Data section:
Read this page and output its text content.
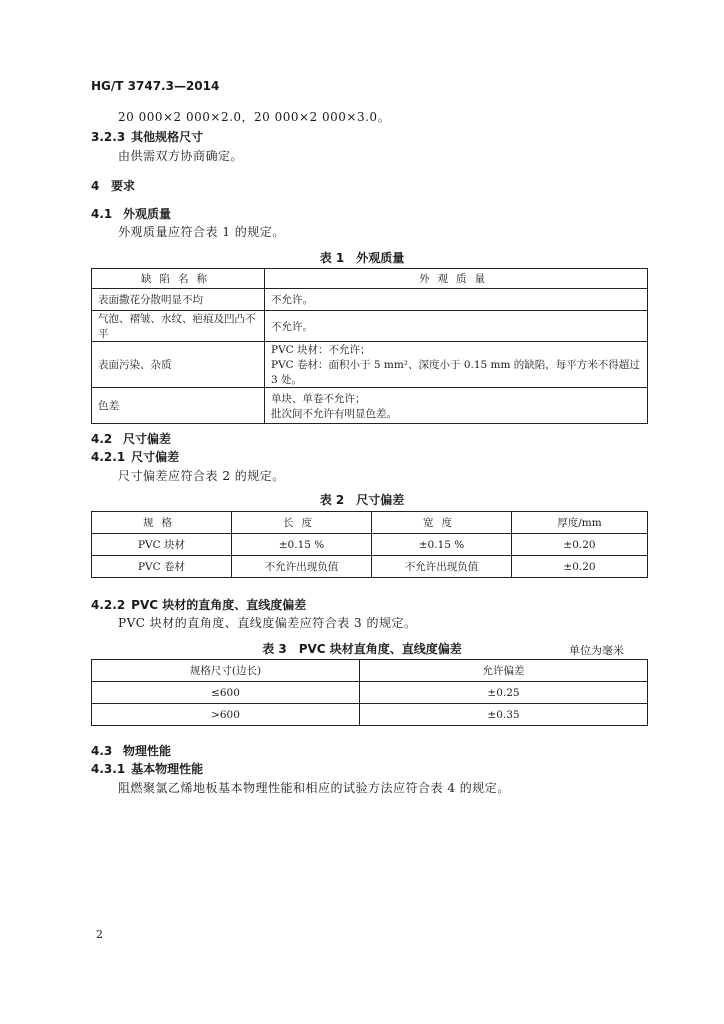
HG/T 3747.3—2014
20 000×2 000×2.0，20 000×2 000×3.0。
3.2.3 其他规格尺寸
由供需双方协商确定。
4 要求
4.1 外观质量
外观质量应符合表 1 的规定。
表 1　外观质量
缺陷名称	外观质量
表面撒花分散明显不均	不允许。
气泡、褶皱、水纹、疤痕及凹凸不平	不允许。
表面污染、杂质	PVC 块材：不允许；
PVC 卷材：面积小于 5 mm²、深度小于 0.15 mm 的缺陷，每平方米不得超过 3 处。

色差	单块、单卷不允许；
批次间不允许有明显色差。
4.2 尺寸偏差
4.2.1 尺寸偏差
尺寸偏差应符合表 2 的规定。
表 2　尺寸偏差
规格	长度	宽度	厚度/mm
PVC 块材	±0.15 %	±0.15 %	±0.20
PVC 卷材	不允许出现负值	不允许出现负值	±0.20
4.2.2 PVC 块材的直角度、直线度偏差
PVC 块材的直角度、直线度偏差应符合表 3 的规定。
表 3　PVC 块材直角度、直线度偏差	单位为毫米
规格尺寸(边长)	允许偏差
≤600	±0.25
>600	±0.35
4.3 物理性能
4.3.1 基本物理性能
阻燃聚氯乙烯地板基本物理性能和相应的试验方法应符合表 4 的规定。
2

Task objective:
Retype each entry precisely. Skip images entirely.

Correct response:
Read this page and output its text content.
HG/T 3747.3—2014
20 000×2 000×2.0，20 000×2 000×3.0。
3.2.3 其他规格尺寸
由供需双方协商确定。
4 要求
4.1 外观质量
外观质量应符合表 1 的规定。
表 1　外观质量
缺陷名称	外观质量
表面撒花分散明显不均	不允许。
气泡、褶皱、水纹、疤痕及凹凸不平	不允许。
表面污染、杂质	PVC 块材：不允许；
PVC 卷材：面积小于 5 mm²、深度小于 0.15 mm 的缺陷，每平方米不得超过 3 处。

色差	单块、单卷不允许；
批次间不允许有明显色差。
4.2 尺寸偏差
4.2.1 尺寸偏差
尺寸偏差应符合表 2 的规定。
表 2　尺寸偏差
规格	长度	宽度	厚度/mm
PVC 块材	±0.15 %	±0.15 %	±0.20
PVC 卷材	不允许出现负值	不允许出现负值	±0.20
4.2.2 PVC 块材的直角度、直线度偏差
PVC 块材的直角度、直线度偏差应符合表 3 的规定。
表 3　PVC 块材直角度、直线度偏差	单位为毫米
规格尺寸(边长)	允许偏差
≤600	±0.25
>600	±0.35
4.3 物理性能
4.3.1 基本物理性能
阻燃聚氯乙烯地板基本物理性能和相应的试验方法应符合表 4 的规定。
2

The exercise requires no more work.